The input:

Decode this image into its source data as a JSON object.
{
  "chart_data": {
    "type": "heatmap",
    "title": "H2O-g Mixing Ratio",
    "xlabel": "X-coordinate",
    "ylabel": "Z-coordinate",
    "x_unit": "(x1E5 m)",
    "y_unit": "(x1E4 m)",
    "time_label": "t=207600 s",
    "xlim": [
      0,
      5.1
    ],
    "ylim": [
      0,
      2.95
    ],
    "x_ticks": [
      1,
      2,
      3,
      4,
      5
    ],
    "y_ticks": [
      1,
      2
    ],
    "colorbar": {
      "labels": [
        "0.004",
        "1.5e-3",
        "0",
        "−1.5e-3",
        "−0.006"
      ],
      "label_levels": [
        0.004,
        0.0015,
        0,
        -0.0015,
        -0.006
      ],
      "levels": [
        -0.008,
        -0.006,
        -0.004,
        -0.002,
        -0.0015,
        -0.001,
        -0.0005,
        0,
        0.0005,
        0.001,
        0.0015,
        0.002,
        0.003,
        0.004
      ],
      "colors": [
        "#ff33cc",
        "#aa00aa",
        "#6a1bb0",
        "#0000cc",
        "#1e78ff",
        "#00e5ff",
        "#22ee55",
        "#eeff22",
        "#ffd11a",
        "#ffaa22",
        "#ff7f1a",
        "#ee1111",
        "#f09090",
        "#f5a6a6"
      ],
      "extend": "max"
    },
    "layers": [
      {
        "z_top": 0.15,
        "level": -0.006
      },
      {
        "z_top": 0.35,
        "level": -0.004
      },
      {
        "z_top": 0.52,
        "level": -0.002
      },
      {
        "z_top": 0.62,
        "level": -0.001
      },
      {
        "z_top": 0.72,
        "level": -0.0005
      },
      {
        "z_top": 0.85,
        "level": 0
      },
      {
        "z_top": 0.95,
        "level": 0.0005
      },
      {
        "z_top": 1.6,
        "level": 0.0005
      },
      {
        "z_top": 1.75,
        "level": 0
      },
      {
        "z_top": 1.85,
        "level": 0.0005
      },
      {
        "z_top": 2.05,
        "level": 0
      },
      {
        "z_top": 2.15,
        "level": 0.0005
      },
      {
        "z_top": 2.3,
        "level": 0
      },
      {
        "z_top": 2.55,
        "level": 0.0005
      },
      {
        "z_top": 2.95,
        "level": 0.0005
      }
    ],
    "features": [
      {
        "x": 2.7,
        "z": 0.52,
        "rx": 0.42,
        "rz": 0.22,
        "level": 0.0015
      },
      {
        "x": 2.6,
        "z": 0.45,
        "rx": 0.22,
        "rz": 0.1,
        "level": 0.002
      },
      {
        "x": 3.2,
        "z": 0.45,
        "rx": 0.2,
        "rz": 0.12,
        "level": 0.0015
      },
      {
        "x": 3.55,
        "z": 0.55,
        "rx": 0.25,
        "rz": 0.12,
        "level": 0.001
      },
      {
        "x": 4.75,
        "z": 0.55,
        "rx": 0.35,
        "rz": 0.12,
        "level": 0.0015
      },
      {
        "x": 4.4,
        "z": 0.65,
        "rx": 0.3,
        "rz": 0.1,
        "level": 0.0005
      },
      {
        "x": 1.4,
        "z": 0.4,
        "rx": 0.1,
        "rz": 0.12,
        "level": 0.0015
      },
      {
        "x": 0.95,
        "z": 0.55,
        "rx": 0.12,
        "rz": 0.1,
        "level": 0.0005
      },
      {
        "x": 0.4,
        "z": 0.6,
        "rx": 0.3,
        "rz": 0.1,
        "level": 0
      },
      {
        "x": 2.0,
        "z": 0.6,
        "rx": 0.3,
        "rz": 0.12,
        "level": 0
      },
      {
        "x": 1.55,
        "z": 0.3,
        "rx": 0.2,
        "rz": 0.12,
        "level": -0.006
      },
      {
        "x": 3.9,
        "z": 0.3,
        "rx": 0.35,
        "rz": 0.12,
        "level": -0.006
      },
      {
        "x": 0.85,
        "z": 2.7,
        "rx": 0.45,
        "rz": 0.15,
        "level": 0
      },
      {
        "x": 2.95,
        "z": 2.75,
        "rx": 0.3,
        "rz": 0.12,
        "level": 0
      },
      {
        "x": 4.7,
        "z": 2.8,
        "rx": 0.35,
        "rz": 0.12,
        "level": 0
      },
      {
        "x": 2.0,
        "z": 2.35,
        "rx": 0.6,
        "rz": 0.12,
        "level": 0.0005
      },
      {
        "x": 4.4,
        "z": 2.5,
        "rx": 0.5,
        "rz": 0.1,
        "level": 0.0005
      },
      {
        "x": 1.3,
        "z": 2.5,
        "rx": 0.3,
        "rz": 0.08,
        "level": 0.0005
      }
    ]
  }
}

The exercise:
Nothing should be left out: repeat all of the data exactly.

Answer:
Decode this image into its source data as a JSON object.
{
  "chart_data": {
    "type": "heatmap",
    "title": "H2O-g Mixing Ratio",
    "xlabel": "X-coordinate",
    "ylabel": "Z-coordinate",
    "x_unit": "(x1E5 m)",
    "y_unit": "(x1E4 m)",
    "time_label": "t=207600 s",
    "xlim": [
      0,
      5.1
    ],
    "ylim": [
      0,
      2.95
    ],
    "x_ticks": [
      1,
      2,
      3,
      4,
      5
    ],
    "y_ticks": [
      1,
      2
    ],
    "colorbar": {
      "labels": [
        "0.004",
        "1.5e-3",
        "0",
        "−1.5e-3",
        "−0.006"
      ],
      "label_levels": [
        0.004,
        0.0015,
        0,
        -0.0015,
        -0.006
      ],
      "levels": [
        -0.008,
        -0.006,
        -0.004,
        -0.002,
        -0.0015,
        -0.001,
        -0.0005,
        0,
        0.0005,
        0.001,
        0.0015,
        0.002,
        0.003,
        0.004
      ],
      "colors": [
        "#ff33cc",
        "#aa00aa",
        "#6a1bb0",
        "#0000cc",
        "#1e78ff",
        "#00e5ff",
        "#22ee55",
        "#eeff22",
        "#ffd11a",
        "#ffaa22",
        "#ff7f1a",
        "#ee1111",
        "#f09090",
        "#f5a6a6"
      ],
      "extend": "max"
    },
    "layers": [
      {
        "z_top": 0.15,
        "level": -0.006
      },
      {
        "z_top": 0.35,
        "level": -0.004
      },
      {
        "z_top": 0.52,
        "level": -0.002
      },
      {
        "z_top": 0.62,
        "level": -0.001
      },
      {
        "z_top": 0.72,
        "level": -0.0005
      },
      {
        "z_top": 0.85,
        "level": 0
      },
      {
        "z_top": 0.95,
        "level": 0.0005
      },
      {
        "z_top": 1.6,
        "level": 0.0005
      },
      {
        "z_top": 1.75,
        "level": 0
      },
      {
        "z_top": 1.85,
        "level": 0.0005
      },
      {
        "z_top": 2.05,
        "level": 0
      },
      {
        "z_top": 2.15,
        "level": 0.0005
      },
      {
        "z_top": 2.3,
        "level": 0
      },
      {
        "z_top": 2.55,
        "level": 0.0005
      },
      {
        "z_top": 2.95,
        "level": 0.0005
      }
    ],
    "features": [
      {
        "x": 2.7,
        "z": 0.52,
        "rx": 0.42,
        "rz": 0.22,
        "level": 0.0015
      },
      {
        "x": 2.6,
        "z": 0.45,
        "rx": 0.22,
        "rz": 0.1,
        "level": 0.002
      },
      {
        "x": 3.2,
        "z": 0.45,
        "rx": 0.2,
        "rz": 0.12,
        "level": 0.0015
      },
      {
        "x": 3.55,
        "z": 0.55,
        "rx": 0.25,
        "rz": 0.12,
        "level": 0.001
      },
      {
        "x": 4.75,
        "z": 0.55,
        "rx": 0.35,
        "rz": 0.12,
        "level": 0.0015
      },
      {
        "x": 4.4,
        "z": 0.65,
        "rx": 0.3,
        "rz": 0.1,
        "level": 0.0005
      },
      {
        "x": 1.4,
        "z": 0.4,
        "rx": 0.1,
        "rz": 0.12,
        "level": 0.0015
      },
      {
        "x": 0.95,
        "z": 0.55,
        "rx": 0.12,
        "rz": 0.1,
        "level": 0.0005
      },
      {
        "x": 0.4,
        "z": 0.6,
        "rx": 0.3,
        "rz": 0.1,
        "level": 0
      },
      {
        "x": 2.0,
        "z": 0.6,
        "rx": 0.3,
        "rz": 0.12,
        "level": 0
      },
      {
        "x": 1.55,
        "z": 0.3,
        "rx": 0.2,
        "rz": 0.12,
        "level": -0.006
      },
      {
        "x": 3.9,
        "z": 0.3,
        "rx": 0.35,
        "rz": 0.12,
        "level": -0.006
      },
      {
        "x": 0.85,
        "z": 2.7,
        "rx": 0.45,
        "rz": 0.15,
        "level": 0
      },
      {
        "x": 2.95,
        "z": 2.75,
        "rx": 0.3,
        "rz": 0.12,
        "level": 0
      },
      {
        "x": 4.7,
        "z": 2.8,
        "rx": 0.35,
        "rz": 0.12,
        "level": 0
      },
      {
        "x": 2.0,
        "z": 2.35,
        "rx": 0.6,
        "rz": 0.12,
        "level": 0.0005
      },
      {
        "x": 4.4,
        "z": 2.5,
        "rx": 0.5,
        "rz": 0.1,
        "level": 0.0005
      },
      {
        "x": 1.3,
        "z": 2.5,
        "rx": 0.3,
        "rz": 0.08,
        "level": 0.0005
      }
    ]
  }
}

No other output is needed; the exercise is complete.